» DIRECTIONS
In the material below, find every line with "will" and pull it out.

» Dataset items
## start
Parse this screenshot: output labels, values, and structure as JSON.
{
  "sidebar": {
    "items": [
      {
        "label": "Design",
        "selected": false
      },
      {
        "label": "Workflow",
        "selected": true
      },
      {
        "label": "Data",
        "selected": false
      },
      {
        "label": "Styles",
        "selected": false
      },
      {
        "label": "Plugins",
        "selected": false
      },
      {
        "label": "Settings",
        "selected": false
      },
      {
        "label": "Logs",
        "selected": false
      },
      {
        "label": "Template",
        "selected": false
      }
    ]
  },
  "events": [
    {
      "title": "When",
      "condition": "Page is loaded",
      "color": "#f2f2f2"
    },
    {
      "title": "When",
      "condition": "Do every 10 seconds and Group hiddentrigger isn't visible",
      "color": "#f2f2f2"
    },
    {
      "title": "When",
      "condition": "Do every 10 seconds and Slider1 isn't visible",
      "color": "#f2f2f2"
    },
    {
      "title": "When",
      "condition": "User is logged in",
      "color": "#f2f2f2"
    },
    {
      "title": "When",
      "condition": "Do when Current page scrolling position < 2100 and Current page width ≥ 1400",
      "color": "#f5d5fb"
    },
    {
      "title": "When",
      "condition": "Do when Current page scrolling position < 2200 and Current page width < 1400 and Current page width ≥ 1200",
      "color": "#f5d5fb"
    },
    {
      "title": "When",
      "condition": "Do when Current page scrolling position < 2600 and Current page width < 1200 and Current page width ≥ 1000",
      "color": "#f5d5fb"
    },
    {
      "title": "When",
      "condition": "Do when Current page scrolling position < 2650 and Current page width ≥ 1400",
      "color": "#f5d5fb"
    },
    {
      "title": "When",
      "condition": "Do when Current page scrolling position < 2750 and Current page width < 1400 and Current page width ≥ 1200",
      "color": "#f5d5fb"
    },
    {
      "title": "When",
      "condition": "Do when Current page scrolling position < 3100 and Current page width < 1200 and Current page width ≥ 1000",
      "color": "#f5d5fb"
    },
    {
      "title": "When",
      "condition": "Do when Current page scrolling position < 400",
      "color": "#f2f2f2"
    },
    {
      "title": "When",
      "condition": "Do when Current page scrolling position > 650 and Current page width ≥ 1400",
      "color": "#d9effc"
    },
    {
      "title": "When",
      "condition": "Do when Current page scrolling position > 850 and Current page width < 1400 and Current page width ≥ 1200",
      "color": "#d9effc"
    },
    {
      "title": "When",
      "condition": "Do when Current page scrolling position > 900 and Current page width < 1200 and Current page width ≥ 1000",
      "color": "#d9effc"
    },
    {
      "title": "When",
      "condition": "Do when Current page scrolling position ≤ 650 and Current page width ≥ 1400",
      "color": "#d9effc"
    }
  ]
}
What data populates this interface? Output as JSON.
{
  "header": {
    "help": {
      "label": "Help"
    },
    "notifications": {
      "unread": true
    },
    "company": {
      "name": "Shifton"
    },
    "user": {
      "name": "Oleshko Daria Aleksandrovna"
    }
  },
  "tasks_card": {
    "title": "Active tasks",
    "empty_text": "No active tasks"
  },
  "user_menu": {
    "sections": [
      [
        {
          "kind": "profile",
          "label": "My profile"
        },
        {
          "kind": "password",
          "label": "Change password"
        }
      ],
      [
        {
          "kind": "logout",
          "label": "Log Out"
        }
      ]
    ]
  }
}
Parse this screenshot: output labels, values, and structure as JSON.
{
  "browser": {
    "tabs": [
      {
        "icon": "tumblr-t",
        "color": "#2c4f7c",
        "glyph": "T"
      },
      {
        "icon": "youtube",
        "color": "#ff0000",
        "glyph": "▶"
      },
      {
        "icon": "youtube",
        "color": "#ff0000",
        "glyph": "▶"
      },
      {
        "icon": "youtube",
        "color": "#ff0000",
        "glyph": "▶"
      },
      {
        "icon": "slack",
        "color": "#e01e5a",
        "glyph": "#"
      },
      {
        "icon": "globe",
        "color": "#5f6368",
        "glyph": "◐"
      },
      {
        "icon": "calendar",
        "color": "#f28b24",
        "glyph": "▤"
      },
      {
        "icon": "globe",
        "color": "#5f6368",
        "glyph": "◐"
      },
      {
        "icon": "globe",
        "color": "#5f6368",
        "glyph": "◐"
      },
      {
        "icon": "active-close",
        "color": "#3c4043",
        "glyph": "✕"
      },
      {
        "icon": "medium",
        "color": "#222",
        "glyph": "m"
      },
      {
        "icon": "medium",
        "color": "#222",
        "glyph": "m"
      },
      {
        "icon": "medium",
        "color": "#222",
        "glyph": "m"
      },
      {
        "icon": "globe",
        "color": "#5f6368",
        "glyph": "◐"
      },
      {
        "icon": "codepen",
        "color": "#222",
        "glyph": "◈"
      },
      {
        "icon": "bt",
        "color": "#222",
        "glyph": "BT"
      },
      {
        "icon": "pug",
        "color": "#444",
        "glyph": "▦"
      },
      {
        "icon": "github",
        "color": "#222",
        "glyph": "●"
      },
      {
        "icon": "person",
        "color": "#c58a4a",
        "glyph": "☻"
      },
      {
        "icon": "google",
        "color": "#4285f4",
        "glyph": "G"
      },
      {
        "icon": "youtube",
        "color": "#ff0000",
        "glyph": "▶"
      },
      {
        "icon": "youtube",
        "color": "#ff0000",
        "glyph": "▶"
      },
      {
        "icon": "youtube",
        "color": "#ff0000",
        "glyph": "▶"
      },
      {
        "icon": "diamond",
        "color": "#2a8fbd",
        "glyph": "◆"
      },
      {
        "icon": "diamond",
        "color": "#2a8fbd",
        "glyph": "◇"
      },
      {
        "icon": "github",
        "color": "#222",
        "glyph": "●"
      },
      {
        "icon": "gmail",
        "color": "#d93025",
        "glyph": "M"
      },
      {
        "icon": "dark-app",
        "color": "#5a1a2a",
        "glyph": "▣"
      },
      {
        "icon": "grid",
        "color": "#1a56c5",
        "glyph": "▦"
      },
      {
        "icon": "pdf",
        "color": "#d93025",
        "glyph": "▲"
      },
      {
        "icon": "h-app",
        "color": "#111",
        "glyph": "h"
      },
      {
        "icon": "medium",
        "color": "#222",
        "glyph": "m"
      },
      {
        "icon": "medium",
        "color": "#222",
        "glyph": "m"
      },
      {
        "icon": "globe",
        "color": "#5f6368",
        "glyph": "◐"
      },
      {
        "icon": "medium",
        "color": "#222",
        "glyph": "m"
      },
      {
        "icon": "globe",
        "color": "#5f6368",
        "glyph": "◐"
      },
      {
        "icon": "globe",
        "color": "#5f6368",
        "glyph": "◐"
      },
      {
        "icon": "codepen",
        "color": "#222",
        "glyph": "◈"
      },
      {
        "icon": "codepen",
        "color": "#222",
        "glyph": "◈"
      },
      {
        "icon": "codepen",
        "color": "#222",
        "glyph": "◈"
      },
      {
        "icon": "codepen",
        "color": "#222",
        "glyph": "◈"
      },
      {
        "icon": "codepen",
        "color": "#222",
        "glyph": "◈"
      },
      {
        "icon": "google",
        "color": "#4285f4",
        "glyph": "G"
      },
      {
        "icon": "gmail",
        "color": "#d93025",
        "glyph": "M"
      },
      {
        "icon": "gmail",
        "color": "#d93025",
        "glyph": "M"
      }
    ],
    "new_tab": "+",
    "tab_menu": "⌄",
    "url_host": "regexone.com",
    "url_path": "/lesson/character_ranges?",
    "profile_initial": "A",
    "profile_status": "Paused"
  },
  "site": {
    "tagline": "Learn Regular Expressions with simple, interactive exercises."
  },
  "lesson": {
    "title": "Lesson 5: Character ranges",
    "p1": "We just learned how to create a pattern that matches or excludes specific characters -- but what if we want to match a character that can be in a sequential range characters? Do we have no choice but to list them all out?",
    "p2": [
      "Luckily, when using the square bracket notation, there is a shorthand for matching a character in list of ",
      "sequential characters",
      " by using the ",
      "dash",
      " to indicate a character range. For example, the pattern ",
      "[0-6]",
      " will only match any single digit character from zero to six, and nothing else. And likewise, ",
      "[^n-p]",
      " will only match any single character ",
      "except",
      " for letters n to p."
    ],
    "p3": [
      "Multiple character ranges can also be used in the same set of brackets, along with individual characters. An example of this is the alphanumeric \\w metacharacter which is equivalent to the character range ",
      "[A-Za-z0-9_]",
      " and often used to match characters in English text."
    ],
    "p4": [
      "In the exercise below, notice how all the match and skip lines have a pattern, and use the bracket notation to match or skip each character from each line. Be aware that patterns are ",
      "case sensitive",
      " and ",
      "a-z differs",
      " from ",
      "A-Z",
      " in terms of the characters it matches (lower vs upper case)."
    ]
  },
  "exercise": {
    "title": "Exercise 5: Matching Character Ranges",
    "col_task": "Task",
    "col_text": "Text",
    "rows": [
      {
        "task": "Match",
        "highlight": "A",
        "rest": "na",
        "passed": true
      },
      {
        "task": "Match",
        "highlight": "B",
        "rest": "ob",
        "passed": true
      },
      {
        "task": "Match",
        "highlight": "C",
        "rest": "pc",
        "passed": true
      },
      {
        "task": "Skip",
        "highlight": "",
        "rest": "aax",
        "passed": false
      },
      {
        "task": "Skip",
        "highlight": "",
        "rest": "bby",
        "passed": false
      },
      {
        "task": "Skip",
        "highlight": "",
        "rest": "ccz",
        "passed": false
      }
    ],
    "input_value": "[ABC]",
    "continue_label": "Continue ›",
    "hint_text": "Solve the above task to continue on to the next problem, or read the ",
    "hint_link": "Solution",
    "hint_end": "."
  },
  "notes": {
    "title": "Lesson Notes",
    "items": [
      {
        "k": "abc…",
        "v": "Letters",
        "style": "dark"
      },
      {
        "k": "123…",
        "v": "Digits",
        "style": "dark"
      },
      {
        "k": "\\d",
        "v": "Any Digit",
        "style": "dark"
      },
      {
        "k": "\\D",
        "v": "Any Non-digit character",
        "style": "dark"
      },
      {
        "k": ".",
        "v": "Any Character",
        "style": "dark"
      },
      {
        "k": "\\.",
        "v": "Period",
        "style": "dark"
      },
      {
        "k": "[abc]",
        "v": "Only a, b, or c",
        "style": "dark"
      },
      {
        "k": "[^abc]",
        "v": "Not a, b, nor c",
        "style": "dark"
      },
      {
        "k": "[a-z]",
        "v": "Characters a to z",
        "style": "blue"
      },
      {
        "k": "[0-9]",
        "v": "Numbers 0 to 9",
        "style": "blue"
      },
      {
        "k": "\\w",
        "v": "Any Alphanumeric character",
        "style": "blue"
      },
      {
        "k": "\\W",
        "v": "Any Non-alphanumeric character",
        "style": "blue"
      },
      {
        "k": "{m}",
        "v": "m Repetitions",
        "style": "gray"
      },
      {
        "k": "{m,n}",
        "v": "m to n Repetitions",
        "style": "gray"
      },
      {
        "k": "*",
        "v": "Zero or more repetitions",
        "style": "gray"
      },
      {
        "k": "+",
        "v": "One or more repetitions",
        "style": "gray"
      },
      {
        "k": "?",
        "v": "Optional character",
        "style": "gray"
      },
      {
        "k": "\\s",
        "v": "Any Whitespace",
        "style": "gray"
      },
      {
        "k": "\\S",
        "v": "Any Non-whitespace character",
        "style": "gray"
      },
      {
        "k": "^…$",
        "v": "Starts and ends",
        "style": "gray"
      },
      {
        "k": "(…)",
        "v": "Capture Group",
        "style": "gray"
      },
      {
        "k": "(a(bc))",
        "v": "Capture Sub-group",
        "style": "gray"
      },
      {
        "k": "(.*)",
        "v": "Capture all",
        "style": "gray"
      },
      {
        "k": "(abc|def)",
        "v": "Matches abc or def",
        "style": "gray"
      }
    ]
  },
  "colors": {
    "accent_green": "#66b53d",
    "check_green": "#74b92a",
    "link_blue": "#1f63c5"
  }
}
## end
» COMPLETED TASK
      " will only match any single digit character from zero to six, and nothing else. And likewise, ",
      " will only match any single character ",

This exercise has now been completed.